>> Begin
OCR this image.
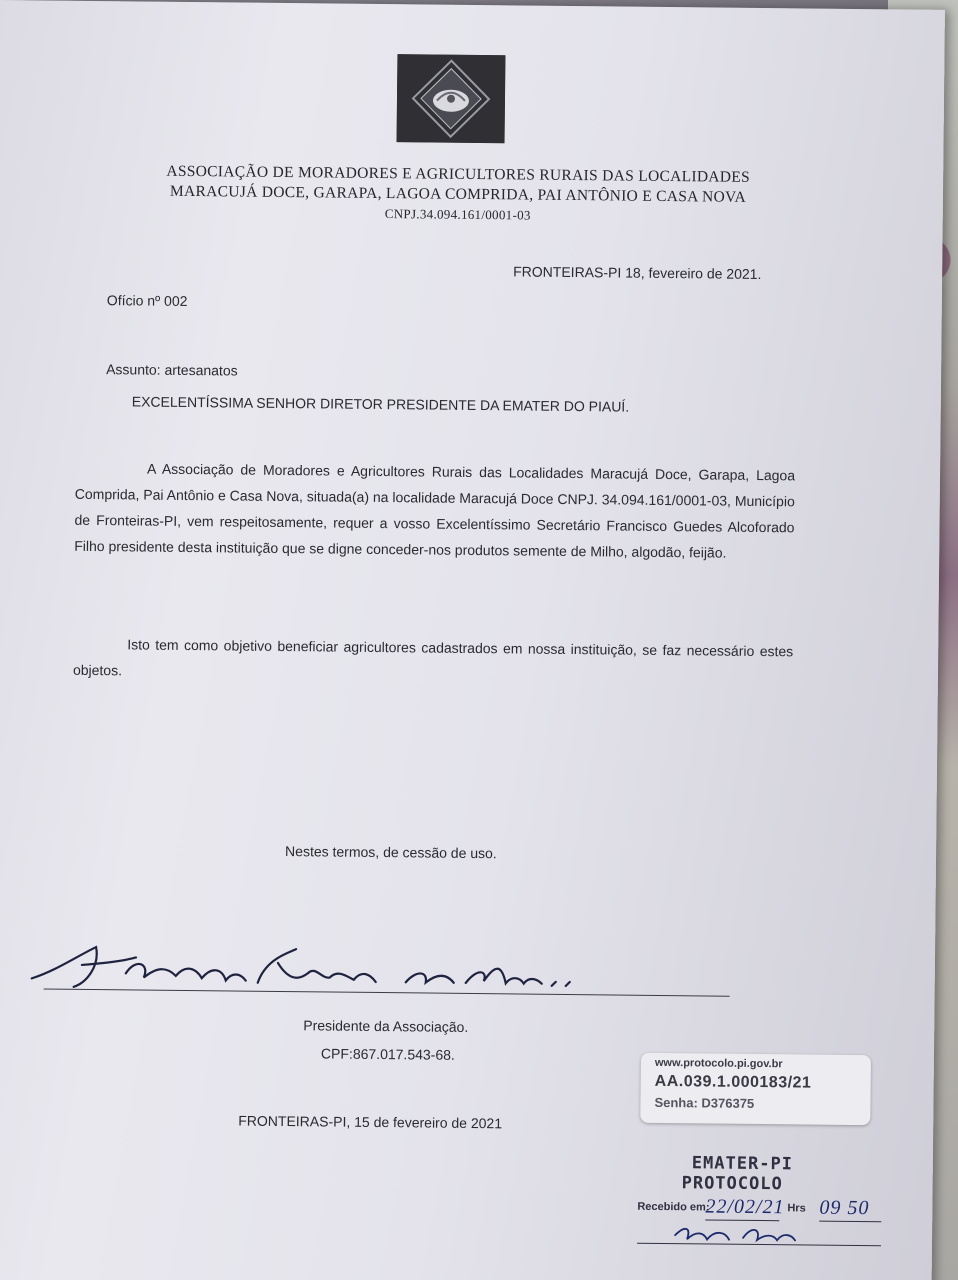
ASSOCIAÇÃO DE MORADORES E AGRICULTORES RURAIS DAS LOCALIDADES
MARACUJÁ DOCE, GARAPA, LAGOA COMPRIDA, PAI ANTÔNIO E CASA NOVA
CNPJ.34.094.161/0001-03
FRONTEIRAS-PI 18, fevereiro de 2021.
Ofício nº 002
Assunto: artesanatos
EXCELENTÍSSIMA SENHOR DIRETOR PRESIDENTE DA EMATER DO PIAUÍ.
A Associação de Moradores e Agricultores Rurais das Localidades Maracujá Doce, Garapa, Lagoa Comprida, Pai Antônio e Casa Nova, situada(a) na localidade Maracujá Doce CNPJ. 34.094.161/0001-03, Município de Fronteiras-PI, vem respeitosamente, requer a vosso Excelentíssimo Secretário Francisco Guedes Alcoforado Filho presidente desta instituição que se digne conceder-nos produtos semente de Milho, algodão, feijão.
Isto tem como objetivo beneficiar agricultores cadastrados em nossa instituição, se faz necessário estes objetos.
Nestes termos, de cessão de uso.
Presidente da Associação.
CPF:867.017.543-68.
FRONTEIRAS-PI, 15 de fevereiro de 2021
www.protocolo.pi.gov.br
AA.039.1.000183/21
Senha: D376375
EMATER-PI
PROTOCOLO
Recebido em:
22/02/21 Hrs 09 50
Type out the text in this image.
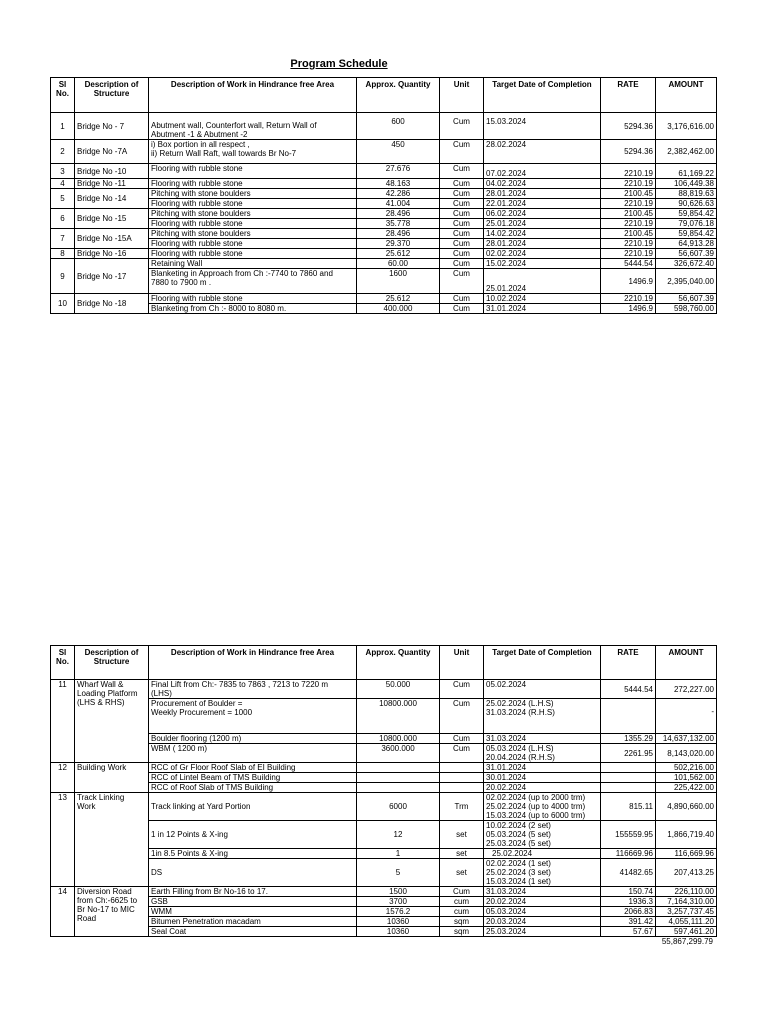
Program Schedule
Sl
No.	Description of
Structure	Description of Work in Hindrance free Area	Approx. Quantity	Unit	Target Date of Completion	RATE	AMOUNT
1	Bridge No - 7	Abutment wall, Counterfort wall, Return Wall of
Abutment -1 & Abutment -2	600	Cum	15.03.2024	5294.36	3,176,616.00
2	Bridge No -7A	i) Box portion in all respect ,
ii) Return Wall Raft, wall towards Br No-7	450	Cum	28.02.2024	5294.36	2,382,462.00
3	Bridge No -10	Flooring with rubble stone	27.676	Cum	07.02.2024	2210.19	61,169.22
4	Bridge No -11	Flooring with rubble stone	48.163	Cum	04.02.2024	2210.19	106,449.38
5	Bridge No -14	Pitching with stone boulders	42.286	Cum	28.01.2024	2100.45	88,819.63
		Flooring with rubble stone	41.004	Cum	22.01.2024	2210.19	90,626.63
6	Bridge No -15	Pitching with stone boulders	28.496	Cum	06.02.2024	2100.45	59,854.42
		Flooring with rubble stone	35.778	Cum	25.01.2024	2210.19	79,076.18
7	Bridge No -15A	Pitching with stone boulders	28.496	Cum	14.02.2024	2100.45	59,854.42
		Flooring with rubble stone	29.370	Cum	28.01.2024	2210.19	64,913.28
8	Bridge No -16	Flooring with rubble stone	25.612	Cum	02.02.2024	2210.19	56,607.39
9	Bridge No -17	Retaining Wall	60.00	Cum	15.02.2024	5444.54	326,672.40
		Blanketing in Approach from Ch :-7740 to 7860 and
7880 to 7900 m .	1600	Cum	25.01.2024	1496.9	2,395,040.00
10	Bridge No -18	Flooring with rubble stone	25.612	Cum	10.02.2024	2210.19	56,607.39
		Blanketing from Ch :- 8000 to 8080 m.	400.000	Cum	31.01.2024	1496.9	598,760.00
Sl
No.	Description of
Structure	Description of Work in Hindrance free Area	Approx. Quantity	Unit	Target Date of Completion	RATE	AMOUNT
11	Wharf Wall &
Loading Platform
(LHS & RHS)	Final Lift from Ch:- 7835 to 7863 , 7213 to 7220 m
(LHS)	50.000	Cum	05.02.2024	5444.54	272,227.00
		Procurement of Boulder =
Weekly Procurement = 1000	10800.000	Cum	25.02.2024 (L.H.S)
31.03.2024 (R.H.S)		-
		Boulder flooring (1200 m)	10800.000	Cum	31.03.2024	1355.29	14,637,132.00
		WBM ( 1200 m)	3600.000	Cum	05.03.2024 (L.H.S)
20.04.2024 (R.H.S)	2261.95	8,143,020.00
12	Building Work	RCC of Gr Floor Roof Slab of EI Building			31.01.2024		502,216.00
		RCC of Lintel Beam of TMS Building			30.01.2024		101,562.00
		RCC of Roof Slab of TMS Building			20.02.2024		225,422.00
13	Track Linking
Work	Track linking at Yard Portion	6000	Trm	02.02.2024 (up to 2000 trm)
25.02.2024 (up to 4000 trm)
15.03.2024 (up to 6000 trm)	815.11	4,890,660.00
		1 in 12 Points & X-ing	12	set	10.02.2024 (2 set)
05.03.2024 (5 set)
25.03.2024 (5 set)	155559.95	1,866,719.40
		1in 8.5 Points & X-ing	1	set	25.02.2024	116669.96	116,669.96
		DS	5	set	02.02.2024 (1 set)
25.02.2024 (3 set)
15.03.2024 (1 set)	41482.65	207,413.25
14	Diversion Road
from Ch:-6625 to
Br No-17 to MIC
Road	Earth Filling from Br No-16 to 17.	1500	Cum	31.03.2024	150.74	226,110.00
		GSB	3700	cum	20.02.2024	1936.3	7,164,310.00
		WMM	1576.2	cum	05.03.2024	2066.83	3,257,737.45
		Bitumen Penetration macadam	10360	sqm	20.03.2024	391.42	4,055,111.20
		Seal Coat	10360	sqm	25.03.2024	57.67	597,461.20
55,867,299.79
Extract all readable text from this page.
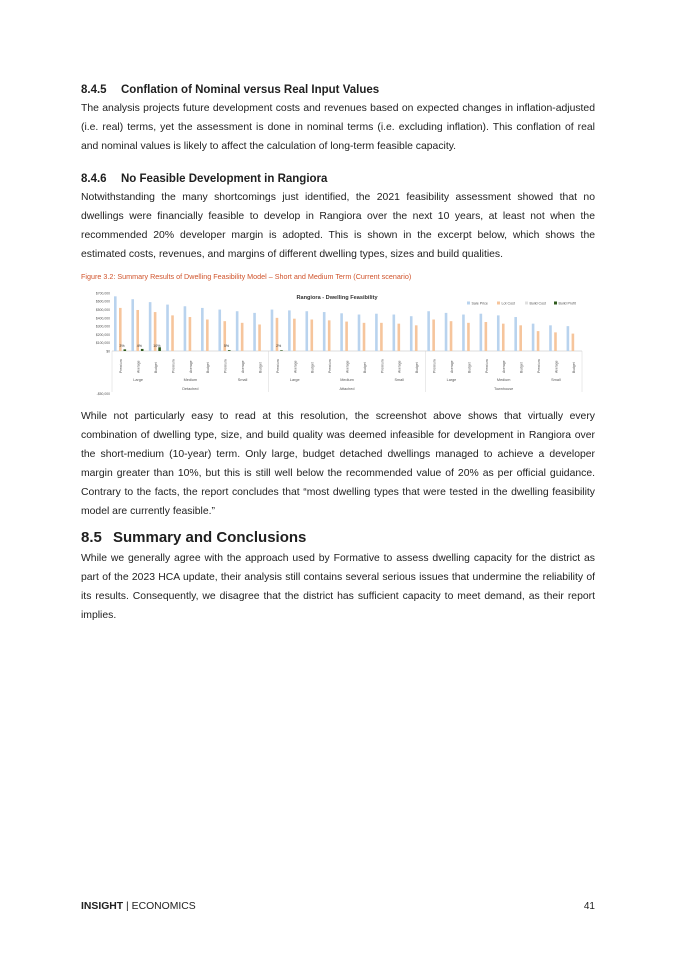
8.4.5 Conflation of Nominal versus Real Input Values
The analysis projects future development costs and revenues based on expected changes in inflation-adjusted (i.e. real) terms, yet the assessment is done in nominal terms (i.e. excluding inflation). This conflation of real and nominal values is likely to affect the calculation of long-term feasible capacity.
8.4.6 No Feasible Development in Rangiora
Notwithstanding the many shortcomings just identified, the 2021 feasibility assessment showed that no dwellings were financially feasible to develop in Rangiora over the next 10 years, at least not when the recommended 20% developer margin is adopted. This is shown in the excerpt below, which shows the estimated costs, revenues, and margins of different dwelling types, sizes and build qualities.
Figure 3.2: Summary Results of Dwelling Feasibility Model – Short and Medium Term (Current scenario)
Rangiora - Dwelling Feasibility
Sale Price	Lot Cost	Build Cost	Build Profit
$700,000
$600,000
$500,000
$400,000
$300,000
$200,000
$100,000
$0
-$50,000
Premium	Average	Budget	Premium	Average	Budget	Premium	Average	Budget	Premium	Average	Budget	Premium	Average	Budget	Premium	Average	Budget	Premium	Average	Budget	Premium	Average	Budget	Premium	Average	Budget
3%	4%	10%	5%	2%
Large	Medium	Small	Large	Medium	Small	Large	Medium	Small
Detached	Attached	Townhouse
While not particularly easy to read at this resolution, the screenshot above shows that virtually every combination of dwelling type, size, and build quality was deemed infeasible for development in Rangiora over the short-medium (10-year) term. Only large, budget detached dwellings managed to achieve a developer margin greater than 10%, but this is still well below the recommended value of 20% as per official guidance. Contrary to the facts, the report concludes that “most dwelling types that were tested in the dwelling feasibility model are currently feasible.”
8.5 Summary and Conclusions
While we generally agree with the approach used by Formative to assess dwelling capacity for the district as part of the 2023 HCA update, their analysis still contains several serious issues that undermine the reliability of its results. Consequently, we disagree that the district has sufficient capacity to meet demand, as their report implies.
INSIGHT | ECONOMICS	41
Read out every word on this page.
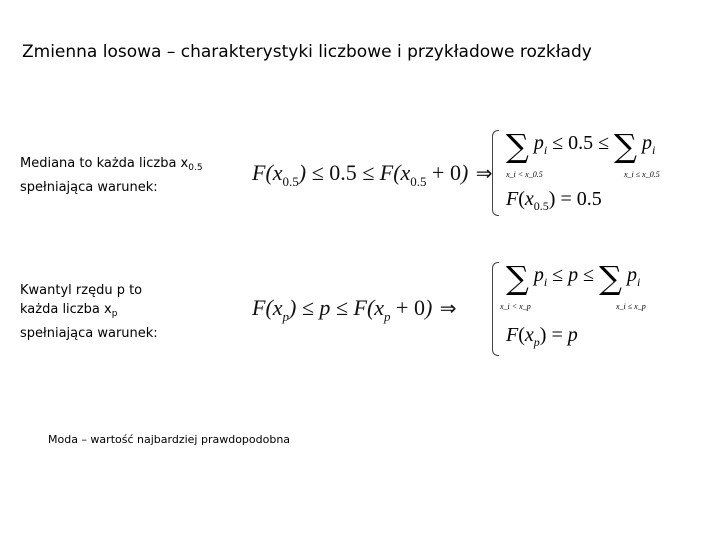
Zmienna losowa – charakterystyki liczbowe i przykładowe rozkłady
Mediana to każda liczba $x_{0.5}$
spełniająca warunek:
$F(x_{0.5}) \le 0.5 \le F(x_{0.5} + 0)$ ⇒
∑ $p_i \le 0.5$ ≤ ∑ $p_i$
x_i < x_0.5	x_i ≤ x_0.5
$F(x_{0.5}) = 0.5$
Kwantyl rzędu p to
każda liczba $x_p$
spełniająca warunek:
$F(x_p) \le p \le F(x_p + 0)$ ⇒
∑ $p_i \le p$ ≤ ∑ $p_i$
x_i < x_p	x_i ≤ x_p
$F(x_p) = p$
Moda – wartość najbardziej prawdopodobna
>> End
What you are asked to do: Return each line among the entries that holds the word "Road".

Completed task:
14	Diversion Road
Road	Earth Filling from Br No-16 to 17.	1500	Cum	31.03.2024	150.74	226,110.00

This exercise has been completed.